--- Begin Data shown ---

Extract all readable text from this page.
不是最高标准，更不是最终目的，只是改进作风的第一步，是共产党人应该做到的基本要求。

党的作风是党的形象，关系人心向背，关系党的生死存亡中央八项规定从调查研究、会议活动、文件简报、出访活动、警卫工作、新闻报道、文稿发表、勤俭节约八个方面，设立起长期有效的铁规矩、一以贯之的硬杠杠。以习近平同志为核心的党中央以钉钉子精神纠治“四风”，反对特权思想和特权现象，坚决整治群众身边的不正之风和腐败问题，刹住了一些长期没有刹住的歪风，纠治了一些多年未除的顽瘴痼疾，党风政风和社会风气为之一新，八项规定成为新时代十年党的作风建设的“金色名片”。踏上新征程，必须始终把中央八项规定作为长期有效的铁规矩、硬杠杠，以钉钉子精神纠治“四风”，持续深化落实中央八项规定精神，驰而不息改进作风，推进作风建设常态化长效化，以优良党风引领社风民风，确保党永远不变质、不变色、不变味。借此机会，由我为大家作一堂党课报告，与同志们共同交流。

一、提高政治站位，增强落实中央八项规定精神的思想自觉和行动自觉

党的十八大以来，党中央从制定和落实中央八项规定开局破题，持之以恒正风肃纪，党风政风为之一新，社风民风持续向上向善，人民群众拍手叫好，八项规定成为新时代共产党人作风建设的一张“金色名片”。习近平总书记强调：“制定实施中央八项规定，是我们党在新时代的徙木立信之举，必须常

--- End Data shown ---

The request >>
Write out every line from the entries where "金色名片" appears.

Result of the exercise >>
党的作风是党的形象，关系人心向背，关系党的生死存亡中央八项规定从调查研究、会议活动、文件简报、出访活动、警卫工作、新闻报道、文稿发表、勤俭节约八个方面，设立起长期有效的铁规矩、一以贯之的硬杠杠。以习近平同志为核心的党中央以钉钉子精神纠治“四风”，反对特权思想和特权现象，坚决整治群众身边的不正之风和腐败问题，刹住了一些长期没有刹住的歪风，纠治了一些多年未除的顽瘴痼疾，党风政风和社会风气为之一新，八项规定成为新时代十年党的作风建设的“金色名片”。踏上新征程，必须始终把中央八项规定作为长期有效的铁规矩、硬杠杠，以钉钉子精神纠治“四风”，持续深化落实中央八项规定精神，驰而不息改进作风，推进作风建设常态化长效化，以优良党风引领社风民风，确保党永远不变质、不变色、不变味。借此机会，由我为大家作一堂党课报告，与同志们共同交流。
党的十八大以来，党中央从制定和落实中央八项规定开局破题，持之以恒正风肃纪，党风政风为之一新，社风民风持续向上向善，人民群众拍手叫好，八项规定成为新时代共产党人作风建设的一张“金色名片”。习近平总书记强调：“制定实施中央八项规定，是我们党在新时代的徙木立信之举，必须常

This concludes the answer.